Repeat all the records exactly, omitting pictures.

[Begin DATA FOR PROCESSING]

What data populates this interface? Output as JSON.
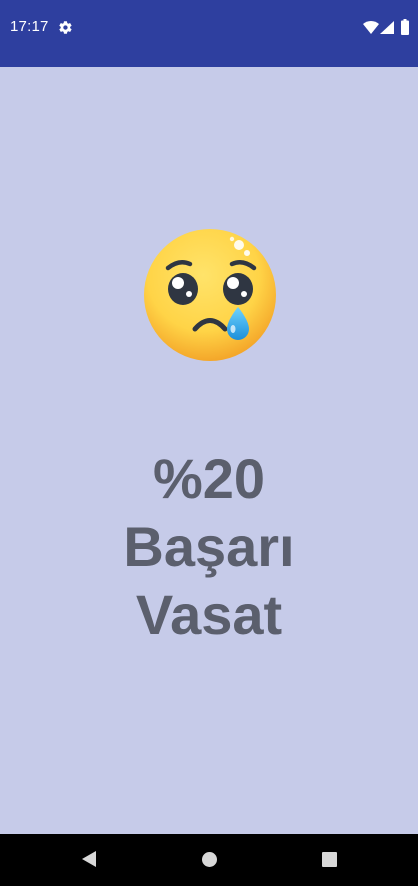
{
  "status_bar": {
    "time": "17:17",
    "background": "#2e3f9f",
    "icons": [
      "gear-icon",
      "wifi-icon",
      "signal-icon",
      "battery-icon"
    ]
  },
  "main": {
    "background": "#c6cbe9",
    "emoji": "sad-crying-face",
    "percentage": "%20",
    "success_label": "Başarı",
    "rating": "Vasat",
    "text_color": "#5b5f6d"
  },
  "nav_bar": {
    "buttons": [
      "back",
      "home",
      "recents"
    ]
  }
}
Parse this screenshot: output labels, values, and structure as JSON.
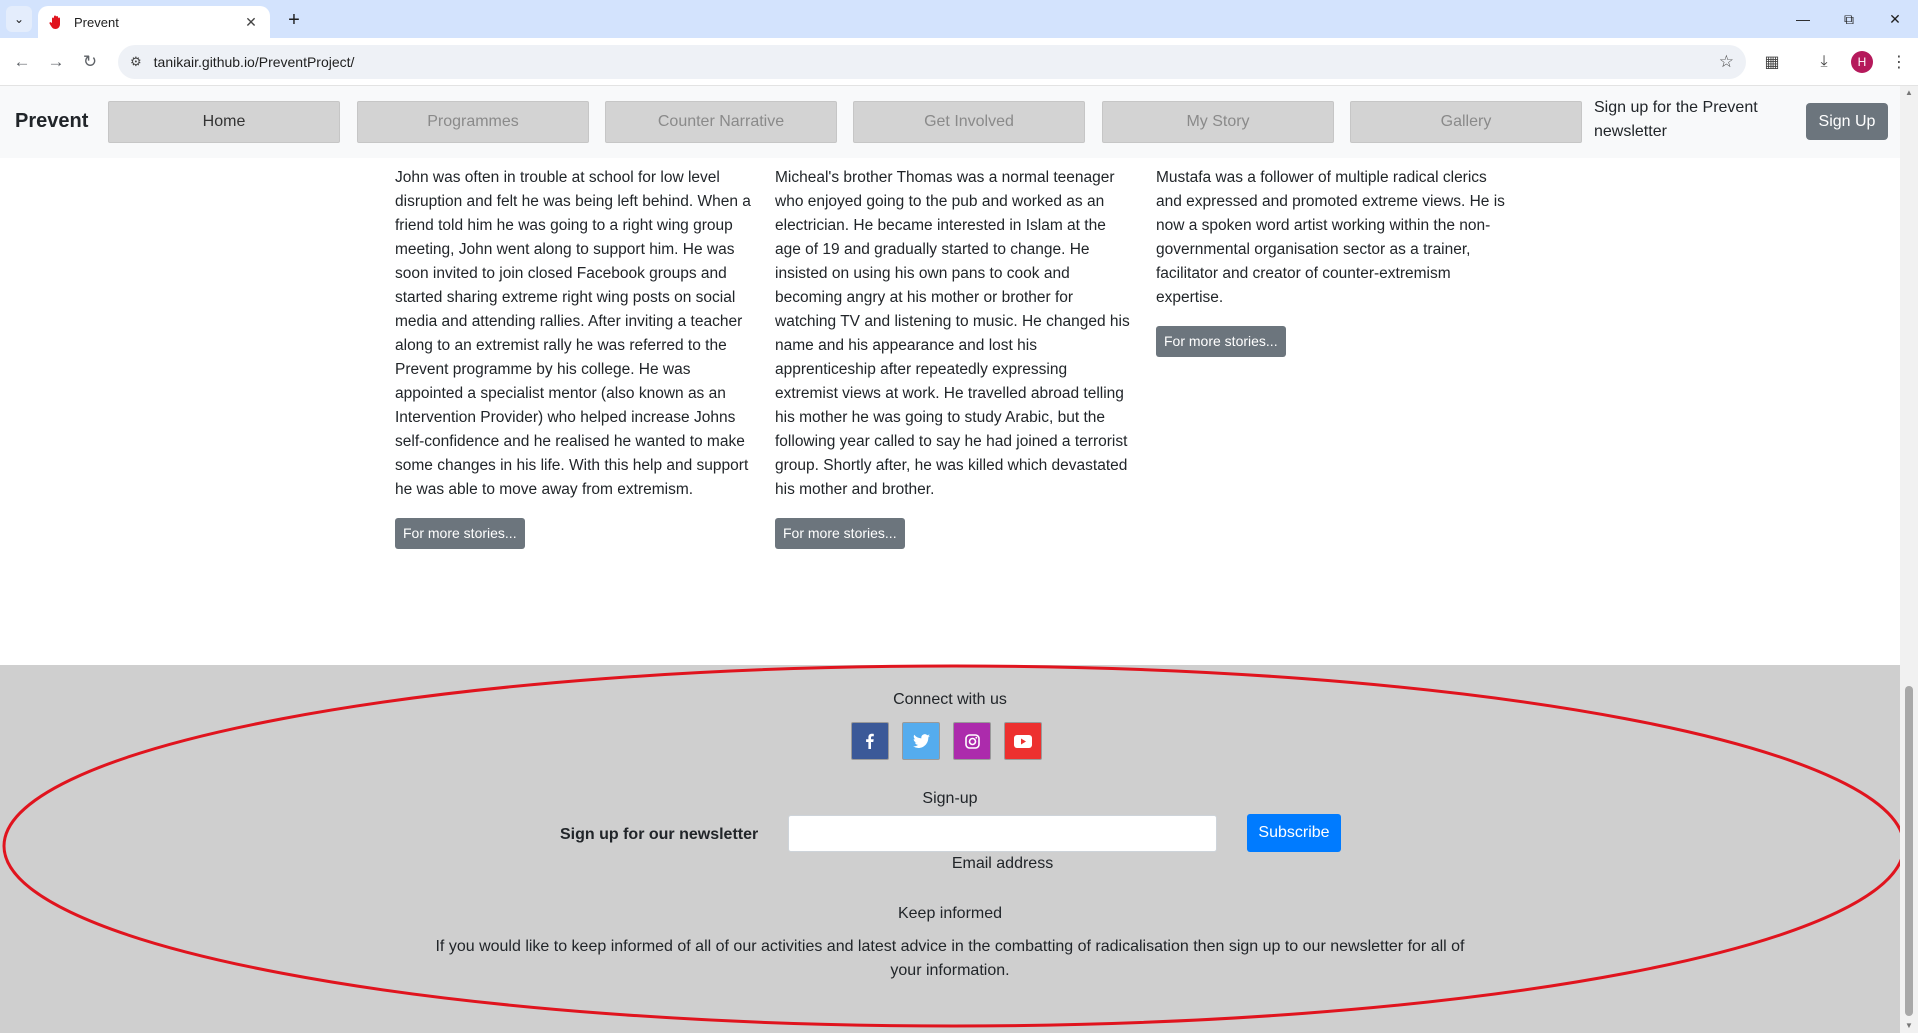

[End DATA FOR PROCESSING]

■ **EXERCISE SOLUTION**
What data populates this interface? Output as JSON.
{
  "status_bar": {
    "time": "17:17",
    "background": "#2e3f9f",
    "icons": [
      "gear-icon",
      "wifi-icon",
      "signal-icon",
      "battery-icon"
    ]
  },
  "main": {
    "background": "#c6cbe9",
    "emoji": "sad-crying-face",
    "percentage": "%20",
    "success_label": "Başarı",
    "rating": "Vasat",
    "text_color": "#5b5f6d"
  },
  "nav_bar": {
    "buttons": [
      "back",
      "home",
      "recents"
    ]
  }
}
Parse this screenshot: output labels, values, and structure as JSON.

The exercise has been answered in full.